Start of PROVIDED DATA
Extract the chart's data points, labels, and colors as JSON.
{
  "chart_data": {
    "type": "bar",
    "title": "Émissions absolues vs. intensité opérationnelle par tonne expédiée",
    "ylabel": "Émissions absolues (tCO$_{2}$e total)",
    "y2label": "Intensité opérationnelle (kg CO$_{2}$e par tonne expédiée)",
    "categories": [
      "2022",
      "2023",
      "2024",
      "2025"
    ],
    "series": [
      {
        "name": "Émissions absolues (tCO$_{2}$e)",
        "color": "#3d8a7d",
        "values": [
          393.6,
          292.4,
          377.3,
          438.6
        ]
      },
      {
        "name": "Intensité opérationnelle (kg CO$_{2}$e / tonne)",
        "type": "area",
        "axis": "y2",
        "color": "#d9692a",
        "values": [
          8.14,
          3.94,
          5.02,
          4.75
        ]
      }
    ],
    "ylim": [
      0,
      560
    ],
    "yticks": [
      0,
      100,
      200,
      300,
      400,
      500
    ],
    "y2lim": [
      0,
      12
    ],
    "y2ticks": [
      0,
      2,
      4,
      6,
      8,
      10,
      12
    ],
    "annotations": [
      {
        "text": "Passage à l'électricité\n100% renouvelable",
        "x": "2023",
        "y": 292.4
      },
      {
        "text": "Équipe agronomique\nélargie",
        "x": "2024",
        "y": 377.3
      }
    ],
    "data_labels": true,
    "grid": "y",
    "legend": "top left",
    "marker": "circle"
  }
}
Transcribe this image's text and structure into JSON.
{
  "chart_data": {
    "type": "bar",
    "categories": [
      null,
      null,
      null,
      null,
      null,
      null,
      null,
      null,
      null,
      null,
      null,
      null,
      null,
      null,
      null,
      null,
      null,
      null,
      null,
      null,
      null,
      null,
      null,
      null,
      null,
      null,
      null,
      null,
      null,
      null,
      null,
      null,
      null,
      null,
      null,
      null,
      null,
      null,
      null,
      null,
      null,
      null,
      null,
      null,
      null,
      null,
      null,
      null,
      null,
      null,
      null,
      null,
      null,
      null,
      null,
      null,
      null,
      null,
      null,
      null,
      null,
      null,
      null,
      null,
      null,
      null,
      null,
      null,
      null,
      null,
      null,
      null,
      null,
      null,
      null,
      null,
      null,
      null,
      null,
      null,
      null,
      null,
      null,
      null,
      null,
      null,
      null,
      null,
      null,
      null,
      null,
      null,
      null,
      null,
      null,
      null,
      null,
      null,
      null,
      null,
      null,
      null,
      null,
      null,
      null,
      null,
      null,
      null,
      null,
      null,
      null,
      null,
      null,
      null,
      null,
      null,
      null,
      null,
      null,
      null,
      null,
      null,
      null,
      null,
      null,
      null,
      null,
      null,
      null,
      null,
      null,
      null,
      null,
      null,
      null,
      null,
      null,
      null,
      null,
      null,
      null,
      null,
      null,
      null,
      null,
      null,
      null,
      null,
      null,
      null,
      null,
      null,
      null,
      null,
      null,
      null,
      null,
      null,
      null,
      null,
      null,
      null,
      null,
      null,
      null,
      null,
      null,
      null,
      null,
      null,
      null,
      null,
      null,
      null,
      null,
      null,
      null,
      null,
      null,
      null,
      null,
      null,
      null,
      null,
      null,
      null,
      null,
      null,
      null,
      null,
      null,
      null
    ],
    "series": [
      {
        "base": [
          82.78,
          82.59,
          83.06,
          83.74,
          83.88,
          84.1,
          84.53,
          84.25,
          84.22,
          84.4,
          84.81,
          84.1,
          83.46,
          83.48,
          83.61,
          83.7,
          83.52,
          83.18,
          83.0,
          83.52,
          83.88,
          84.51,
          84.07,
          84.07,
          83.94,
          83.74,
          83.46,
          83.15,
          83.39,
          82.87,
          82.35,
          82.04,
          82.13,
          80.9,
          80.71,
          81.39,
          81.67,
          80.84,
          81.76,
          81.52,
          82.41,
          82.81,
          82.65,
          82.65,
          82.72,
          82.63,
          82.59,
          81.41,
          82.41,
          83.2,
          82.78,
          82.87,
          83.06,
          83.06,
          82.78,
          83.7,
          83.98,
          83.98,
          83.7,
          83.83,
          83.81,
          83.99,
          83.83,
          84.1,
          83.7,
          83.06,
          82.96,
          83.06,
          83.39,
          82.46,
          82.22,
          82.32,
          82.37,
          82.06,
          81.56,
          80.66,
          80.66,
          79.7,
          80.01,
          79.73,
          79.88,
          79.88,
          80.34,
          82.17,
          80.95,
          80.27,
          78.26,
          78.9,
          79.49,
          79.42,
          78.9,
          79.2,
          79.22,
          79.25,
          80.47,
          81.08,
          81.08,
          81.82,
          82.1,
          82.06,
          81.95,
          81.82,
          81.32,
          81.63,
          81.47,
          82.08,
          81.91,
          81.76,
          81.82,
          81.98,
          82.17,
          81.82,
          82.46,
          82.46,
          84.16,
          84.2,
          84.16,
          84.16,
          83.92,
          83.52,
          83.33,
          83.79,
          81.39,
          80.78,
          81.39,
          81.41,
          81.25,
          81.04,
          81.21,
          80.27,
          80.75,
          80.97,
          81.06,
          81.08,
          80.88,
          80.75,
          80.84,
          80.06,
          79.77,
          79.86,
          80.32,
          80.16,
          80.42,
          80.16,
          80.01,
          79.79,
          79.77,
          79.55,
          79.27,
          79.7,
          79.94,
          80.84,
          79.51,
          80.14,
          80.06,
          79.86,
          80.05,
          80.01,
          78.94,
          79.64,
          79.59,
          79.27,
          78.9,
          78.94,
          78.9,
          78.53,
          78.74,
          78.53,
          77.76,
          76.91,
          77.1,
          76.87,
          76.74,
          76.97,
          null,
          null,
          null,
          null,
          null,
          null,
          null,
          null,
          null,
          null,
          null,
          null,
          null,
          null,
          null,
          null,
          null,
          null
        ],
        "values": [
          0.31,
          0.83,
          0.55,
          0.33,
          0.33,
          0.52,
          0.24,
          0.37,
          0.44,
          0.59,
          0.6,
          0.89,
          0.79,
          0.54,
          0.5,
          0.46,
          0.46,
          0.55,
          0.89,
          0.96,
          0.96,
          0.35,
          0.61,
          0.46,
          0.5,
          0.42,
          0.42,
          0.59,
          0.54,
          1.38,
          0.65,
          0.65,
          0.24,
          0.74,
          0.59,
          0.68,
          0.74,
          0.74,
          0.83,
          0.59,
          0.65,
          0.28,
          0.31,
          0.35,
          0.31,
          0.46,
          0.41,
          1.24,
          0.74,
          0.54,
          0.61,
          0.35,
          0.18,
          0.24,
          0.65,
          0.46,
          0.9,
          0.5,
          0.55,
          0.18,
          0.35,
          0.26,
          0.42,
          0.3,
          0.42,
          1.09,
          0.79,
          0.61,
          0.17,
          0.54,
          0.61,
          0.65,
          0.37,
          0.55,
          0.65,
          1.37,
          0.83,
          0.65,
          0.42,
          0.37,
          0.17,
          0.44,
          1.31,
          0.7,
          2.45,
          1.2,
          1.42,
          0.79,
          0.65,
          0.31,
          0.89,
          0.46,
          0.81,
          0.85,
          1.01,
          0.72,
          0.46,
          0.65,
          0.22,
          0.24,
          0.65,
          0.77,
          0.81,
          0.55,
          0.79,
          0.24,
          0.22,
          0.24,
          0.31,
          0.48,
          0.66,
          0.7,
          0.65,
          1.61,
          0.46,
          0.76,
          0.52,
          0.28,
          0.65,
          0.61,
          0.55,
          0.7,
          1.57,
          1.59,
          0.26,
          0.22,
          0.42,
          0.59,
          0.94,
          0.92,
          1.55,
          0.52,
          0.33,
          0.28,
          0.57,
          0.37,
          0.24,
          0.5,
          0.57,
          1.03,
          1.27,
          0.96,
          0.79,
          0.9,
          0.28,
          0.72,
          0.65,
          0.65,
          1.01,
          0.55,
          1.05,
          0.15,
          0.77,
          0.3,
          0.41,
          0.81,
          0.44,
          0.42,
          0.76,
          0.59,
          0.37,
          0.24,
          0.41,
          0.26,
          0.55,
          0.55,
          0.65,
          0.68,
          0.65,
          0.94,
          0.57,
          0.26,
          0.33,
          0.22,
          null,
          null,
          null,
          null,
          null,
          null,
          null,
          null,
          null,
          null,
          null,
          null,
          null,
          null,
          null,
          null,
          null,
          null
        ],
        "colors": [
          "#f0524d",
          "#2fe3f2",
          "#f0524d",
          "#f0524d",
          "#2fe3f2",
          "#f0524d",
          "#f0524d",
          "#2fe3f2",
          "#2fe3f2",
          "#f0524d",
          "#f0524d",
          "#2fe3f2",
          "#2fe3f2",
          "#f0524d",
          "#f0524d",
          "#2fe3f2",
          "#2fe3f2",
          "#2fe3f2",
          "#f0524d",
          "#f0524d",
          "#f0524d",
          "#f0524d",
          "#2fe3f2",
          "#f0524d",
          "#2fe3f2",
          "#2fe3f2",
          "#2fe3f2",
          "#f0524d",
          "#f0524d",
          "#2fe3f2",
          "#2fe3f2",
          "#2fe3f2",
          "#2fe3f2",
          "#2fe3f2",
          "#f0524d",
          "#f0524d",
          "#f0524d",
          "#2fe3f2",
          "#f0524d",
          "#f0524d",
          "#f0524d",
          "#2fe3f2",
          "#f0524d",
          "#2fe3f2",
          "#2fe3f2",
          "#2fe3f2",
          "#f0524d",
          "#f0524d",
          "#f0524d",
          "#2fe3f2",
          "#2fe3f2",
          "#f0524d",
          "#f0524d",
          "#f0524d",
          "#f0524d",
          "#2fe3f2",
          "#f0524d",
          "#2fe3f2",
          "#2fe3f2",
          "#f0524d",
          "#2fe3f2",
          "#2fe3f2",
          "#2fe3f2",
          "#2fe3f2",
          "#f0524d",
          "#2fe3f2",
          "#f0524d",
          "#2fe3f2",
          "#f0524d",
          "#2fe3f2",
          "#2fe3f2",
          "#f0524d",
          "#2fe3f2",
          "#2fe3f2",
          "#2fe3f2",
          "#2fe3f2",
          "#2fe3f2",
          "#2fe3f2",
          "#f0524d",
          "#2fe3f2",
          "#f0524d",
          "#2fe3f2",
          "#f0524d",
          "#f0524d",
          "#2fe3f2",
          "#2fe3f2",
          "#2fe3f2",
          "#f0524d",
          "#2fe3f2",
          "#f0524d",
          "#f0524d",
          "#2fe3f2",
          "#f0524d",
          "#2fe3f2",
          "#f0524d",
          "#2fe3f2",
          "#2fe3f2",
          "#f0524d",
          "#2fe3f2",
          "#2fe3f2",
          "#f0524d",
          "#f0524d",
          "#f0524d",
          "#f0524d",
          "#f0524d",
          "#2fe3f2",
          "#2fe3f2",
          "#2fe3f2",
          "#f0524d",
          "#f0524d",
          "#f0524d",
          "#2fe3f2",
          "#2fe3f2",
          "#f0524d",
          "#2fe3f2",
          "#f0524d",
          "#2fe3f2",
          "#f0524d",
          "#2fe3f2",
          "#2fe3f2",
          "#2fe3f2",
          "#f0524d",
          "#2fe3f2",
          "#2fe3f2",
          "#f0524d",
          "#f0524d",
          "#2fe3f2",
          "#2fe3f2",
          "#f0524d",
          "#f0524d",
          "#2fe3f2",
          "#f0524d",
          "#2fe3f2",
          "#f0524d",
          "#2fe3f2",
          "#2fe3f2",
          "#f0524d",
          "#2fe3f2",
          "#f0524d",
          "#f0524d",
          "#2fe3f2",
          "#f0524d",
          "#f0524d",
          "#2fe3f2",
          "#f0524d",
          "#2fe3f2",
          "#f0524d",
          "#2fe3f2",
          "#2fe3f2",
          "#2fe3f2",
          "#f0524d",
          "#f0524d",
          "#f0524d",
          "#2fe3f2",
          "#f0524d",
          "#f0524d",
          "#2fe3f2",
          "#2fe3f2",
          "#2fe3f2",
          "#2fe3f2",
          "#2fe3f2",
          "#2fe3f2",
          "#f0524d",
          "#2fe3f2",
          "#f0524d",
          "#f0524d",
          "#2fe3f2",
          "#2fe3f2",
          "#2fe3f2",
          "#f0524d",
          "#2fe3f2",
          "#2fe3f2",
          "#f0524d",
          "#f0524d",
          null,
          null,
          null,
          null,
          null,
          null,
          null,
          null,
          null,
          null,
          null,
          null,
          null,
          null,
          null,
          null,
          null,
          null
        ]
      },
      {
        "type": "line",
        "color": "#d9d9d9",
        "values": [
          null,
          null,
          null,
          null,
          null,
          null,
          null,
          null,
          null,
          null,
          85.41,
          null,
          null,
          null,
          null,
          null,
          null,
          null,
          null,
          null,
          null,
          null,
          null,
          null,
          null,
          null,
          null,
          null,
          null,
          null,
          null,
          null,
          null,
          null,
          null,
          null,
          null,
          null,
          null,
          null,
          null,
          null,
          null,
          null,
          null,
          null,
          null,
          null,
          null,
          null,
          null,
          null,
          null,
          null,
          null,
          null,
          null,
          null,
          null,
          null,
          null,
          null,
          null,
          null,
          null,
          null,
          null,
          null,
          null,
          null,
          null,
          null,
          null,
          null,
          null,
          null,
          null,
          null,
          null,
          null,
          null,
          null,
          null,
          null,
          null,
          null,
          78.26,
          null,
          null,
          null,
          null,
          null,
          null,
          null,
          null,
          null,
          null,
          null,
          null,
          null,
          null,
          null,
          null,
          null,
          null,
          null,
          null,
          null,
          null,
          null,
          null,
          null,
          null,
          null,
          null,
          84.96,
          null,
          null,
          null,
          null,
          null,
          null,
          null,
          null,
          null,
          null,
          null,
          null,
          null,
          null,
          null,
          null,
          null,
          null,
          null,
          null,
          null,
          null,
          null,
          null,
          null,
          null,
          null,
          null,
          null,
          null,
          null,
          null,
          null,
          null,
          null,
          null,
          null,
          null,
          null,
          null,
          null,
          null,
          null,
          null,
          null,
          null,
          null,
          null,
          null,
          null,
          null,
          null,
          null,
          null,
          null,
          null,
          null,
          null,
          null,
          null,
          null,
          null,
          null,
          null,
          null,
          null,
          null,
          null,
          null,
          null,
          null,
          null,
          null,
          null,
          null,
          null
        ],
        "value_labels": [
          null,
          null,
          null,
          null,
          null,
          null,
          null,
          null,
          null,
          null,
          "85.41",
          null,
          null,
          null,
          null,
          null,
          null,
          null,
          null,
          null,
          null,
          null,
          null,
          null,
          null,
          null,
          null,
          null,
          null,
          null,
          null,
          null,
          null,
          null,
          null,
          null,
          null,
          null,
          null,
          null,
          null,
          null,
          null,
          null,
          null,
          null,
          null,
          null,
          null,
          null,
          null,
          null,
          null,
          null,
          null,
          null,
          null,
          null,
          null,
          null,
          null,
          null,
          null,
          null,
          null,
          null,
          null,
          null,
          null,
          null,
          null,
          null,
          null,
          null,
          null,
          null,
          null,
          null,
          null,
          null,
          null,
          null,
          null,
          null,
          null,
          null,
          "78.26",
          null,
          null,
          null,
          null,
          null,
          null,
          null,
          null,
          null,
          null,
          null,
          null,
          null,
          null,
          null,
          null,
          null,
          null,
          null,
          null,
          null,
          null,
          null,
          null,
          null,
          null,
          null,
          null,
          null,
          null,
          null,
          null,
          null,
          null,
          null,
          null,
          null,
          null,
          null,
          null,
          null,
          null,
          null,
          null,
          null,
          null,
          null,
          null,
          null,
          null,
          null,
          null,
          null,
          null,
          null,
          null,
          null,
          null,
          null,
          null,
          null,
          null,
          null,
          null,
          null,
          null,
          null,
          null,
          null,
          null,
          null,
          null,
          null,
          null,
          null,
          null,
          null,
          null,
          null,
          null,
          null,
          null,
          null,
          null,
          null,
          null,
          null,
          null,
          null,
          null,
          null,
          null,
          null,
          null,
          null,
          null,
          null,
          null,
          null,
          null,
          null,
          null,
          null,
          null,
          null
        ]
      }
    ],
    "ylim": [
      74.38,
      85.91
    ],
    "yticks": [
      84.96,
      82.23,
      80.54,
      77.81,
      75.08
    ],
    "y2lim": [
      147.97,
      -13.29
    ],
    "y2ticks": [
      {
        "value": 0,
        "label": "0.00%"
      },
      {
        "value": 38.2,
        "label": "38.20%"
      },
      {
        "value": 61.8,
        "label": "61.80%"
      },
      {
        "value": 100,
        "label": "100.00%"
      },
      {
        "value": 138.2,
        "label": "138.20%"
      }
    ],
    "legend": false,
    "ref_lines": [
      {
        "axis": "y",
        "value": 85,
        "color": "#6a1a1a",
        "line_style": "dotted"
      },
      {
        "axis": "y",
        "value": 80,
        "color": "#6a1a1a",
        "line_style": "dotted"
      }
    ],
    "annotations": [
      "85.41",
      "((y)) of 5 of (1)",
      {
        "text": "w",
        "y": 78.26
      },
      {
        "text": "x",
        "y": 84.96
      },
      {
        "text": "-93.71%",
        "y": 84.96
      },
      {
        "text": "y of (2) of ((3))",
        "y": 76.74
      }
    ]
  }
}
End of PROVIDED DATA
[AIM OF THE EXERCISE]
Leave out every line without the string "expédiée" and copy the rest.

[RESPONSE]
    "title": "Émissions absolues vs. intensité opérationnelle par tonne expédiée",
    "y2label": "Intensité opérationnelle (kg CO$_{2}$e par tonne expédiée)",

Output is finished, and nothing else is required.